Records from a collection
-- begin --

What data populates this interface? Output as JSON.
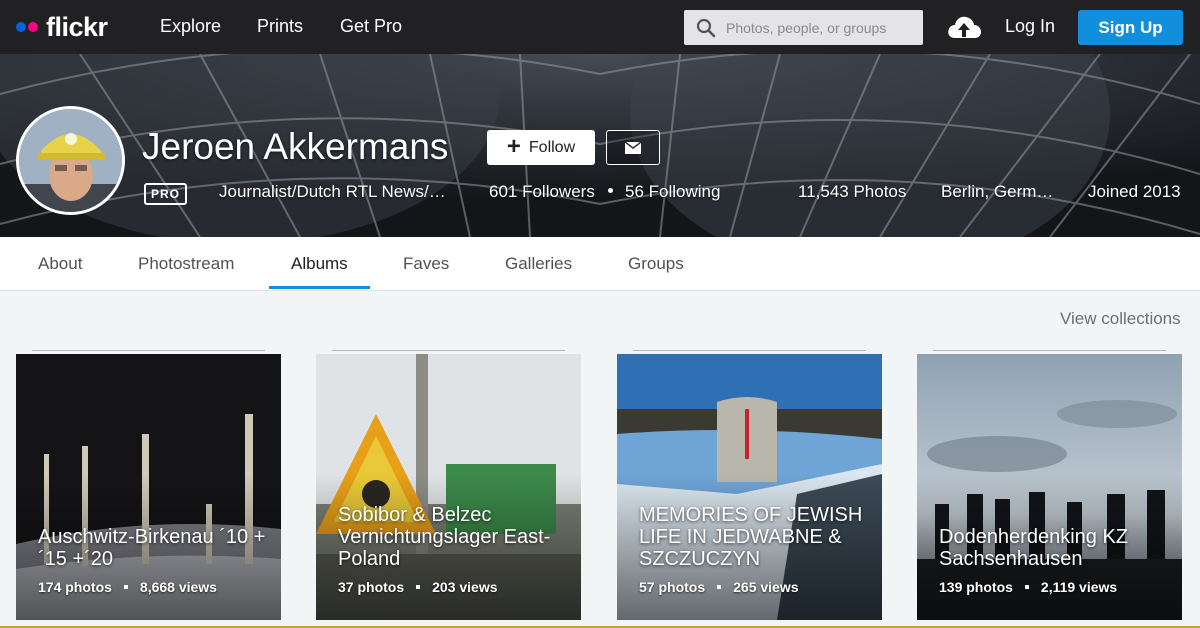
{
  "nav": {
    "logo": "flickr",
    "links": [
      "Explore",
      "Prints",
      "Get Pro"
    ],
    "search_placeholder": "Photos, people, or groups",
    "login": "Log In",
    "signup": "Sign Up",
    "colors": {
      "bar": "#212124",
      "logo_blue": "#0063dc",
      "logo_pink": "#ff0084",
      "signup": "#128fdc"
    }
  },
  "profile": {
    "name": "Jeroen Akkermans",
    "follow_label": "Follow",
    "badge": "PRO",
    "description": "Journalist/Dutch RTL News/…",
    "followers": "601 Followers",
    "following": "56 Following",
    "photos": "11,543 Photos",
    "location": "Berlin, Germ…",
    "joined": "Joined 2013"
  },
  "tabs": [
    {
      "label": "About",
      "active": false
    },
    {
      "label": "Photostream",
      "active": false
    },
    {
      "label": "Albums",
      "active": true
    },
    {
      "label": "Faves",
      "active": false
    },
    {
      "label": "Galleries",
      "active": false
    },
    {
      "label": "Groups",
      "active": false
    }
  ],
  "view_collections": "View collections",
  "albums": [
    {
      "title": "Auschwitz-Birkenau ´10 +´15 +´20",
      "photos": "174 photos",
      "views": "8,668 views"
    },
    {
      "title": "Sobibor & Belzec Vernichtungslager East-Poland",
      "photos": "37 photos",
      "views": "203 views"
    },
    {
      "title": "MEMORIES OF JEWISH LIFE IN JEDWABNE & SZCZUCZYN",
      "photos": "57 photos",
      "views": "265 views"
    },
    {
      "title": "Dodenherdenking KZ Sachsenhausen",
      "photos": "139 photos",
      "views": "2,119 views"
    }
  ]
}
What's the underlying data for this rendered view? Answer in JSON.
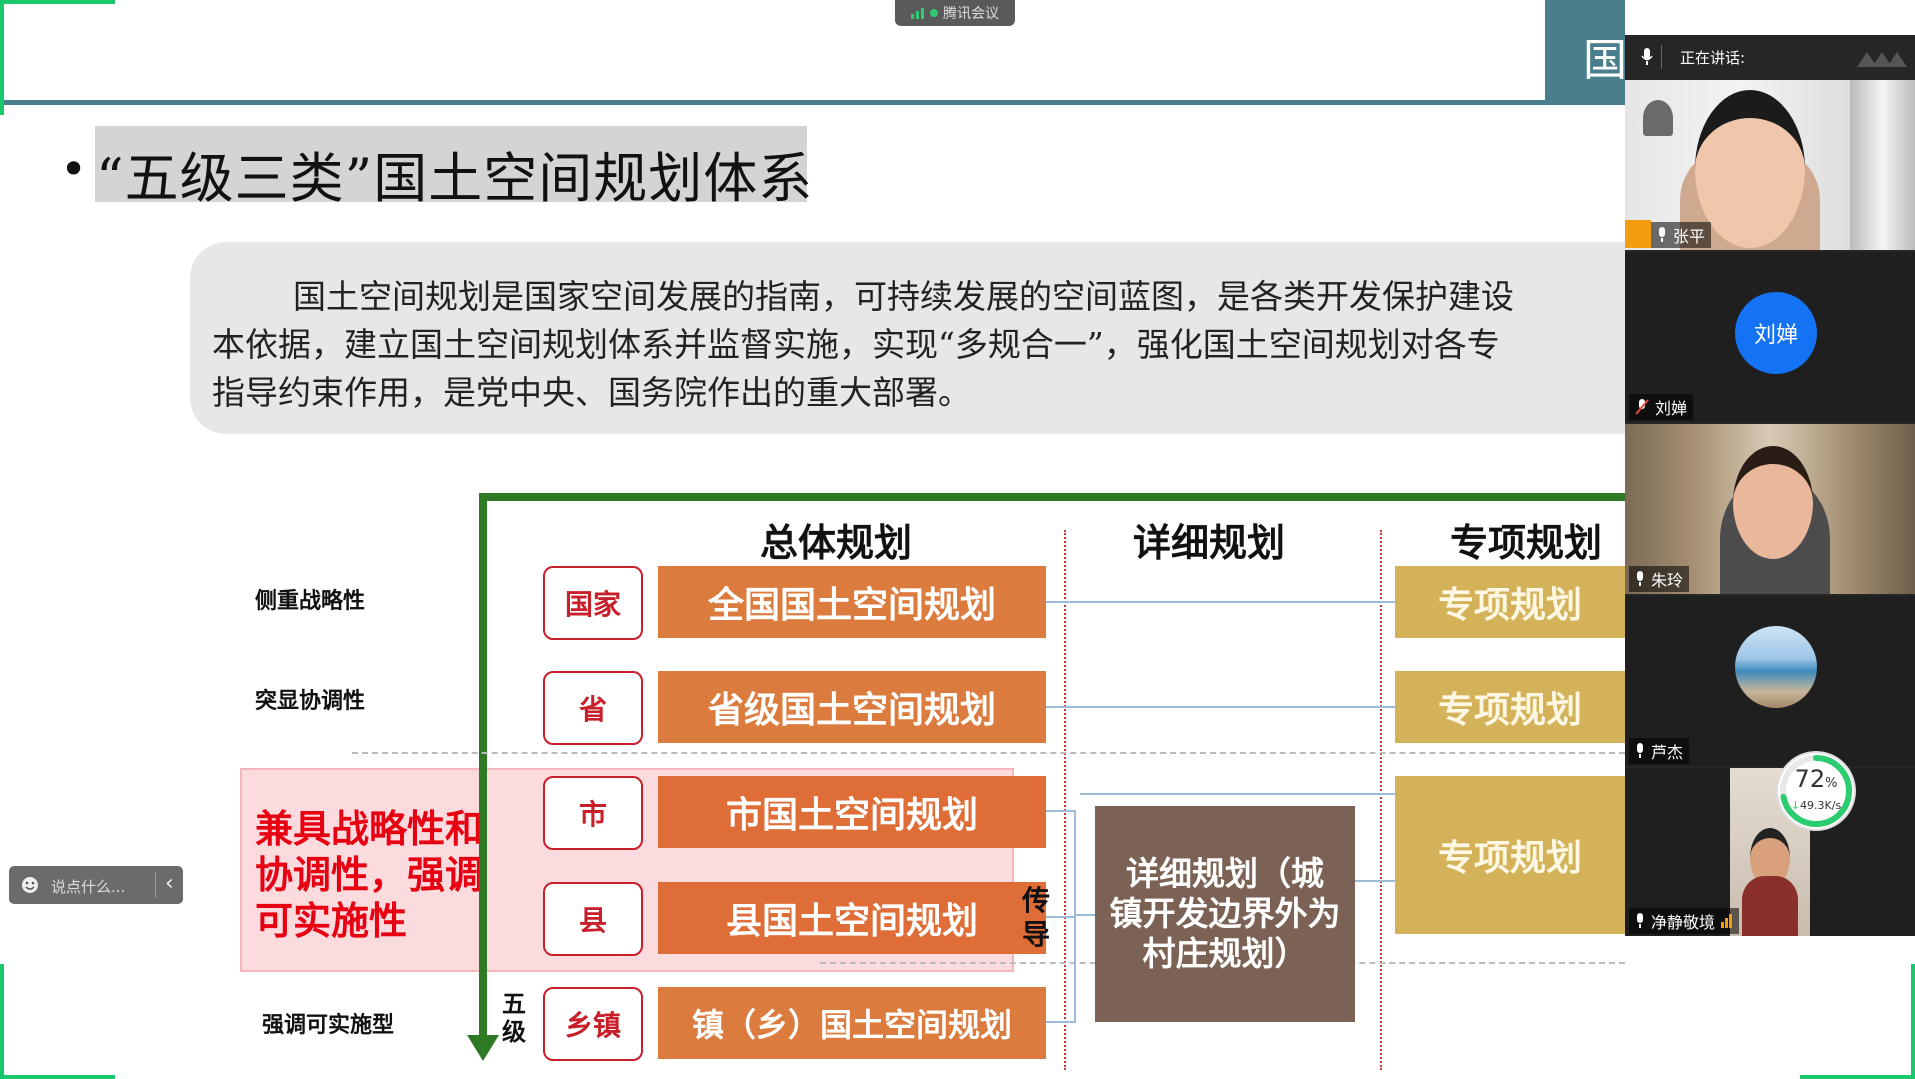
{
  "slide": {
    "header_char": "国",
    "bullet": "•",
    "title": "“五级三类”国土空间规划体系",
    "intro_lines": [
      "国土空间规划是国家空间发展的指南，可持续发展的空间蓝图，是各类开发保护建设",
      "本依据，建立国土空间规划体系并监督实施，实现“多规合一”，强化国土空间规划对各专",
      "指导约束作用，是党中央、国务院作出的重大部署。"
    ],
    "columns": {
      "overall": "总体规划",
      "detailed": "详细规划",
      "special": "专项规划"
    },
    "side_labels": {
      "strategic": "侧重战略性",
      "coordination": "突显协调性",
      "implement": "强调可实施型"
    },
    "emphasis_lines": [
      "兼具战略性和",
      "协调性，强调",
      "可实施性"
    ],
    "levels": [
      "国家",
      "省",
      "市",
      "县",
      "乡镇"
    ],
    "plans": [
      "全国国土空间规划",
      "省级国土空间规划",
      "市国土空间规划",
      "县国土空间规划",
      "镇（乡）国土空间规划"
    ],
    "special_boxes": [
      "专项规划",
      "专项规划",
      "专项规划"
    ],
    "detail_lines": [
      "详细规划（城",
      "镇开发边界外为",
      "村庄规划）"
    ],
    "guide_chars": [
      "传",
      "导"
    ],
    "five_level_chars": [
      "五",
      "级"
    ]
  },
  "meeting": {
    "app_name": "腾讯会议",
    "speaking_label": "正在讲话:",
    "chat_placeholder": "说点什么...",
    "chat_collapse": "‹",
    "network": {
      "percent": "72",
      "percent_unit": "%",
      "speed": "49.3K/s"
    },
    "participants": [
      {
        "name": "张平"
      },
      {
        "name": "刘婵",
        "avatar_text": "刘婵"
      },
      {
        "name": "朱玲"
      },
      {
        "name": "芦杰"
      },
      {
        "name": "净静敬境"
      }
    ]
  }
}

-- end --

WHAT YOU WILL DO =
Each line that holds the word "JSON" is to be copied.

ANSWER =
What data populates this interface? Output as JSON.
What's the underlying data for this rendered view? Answer in JSON.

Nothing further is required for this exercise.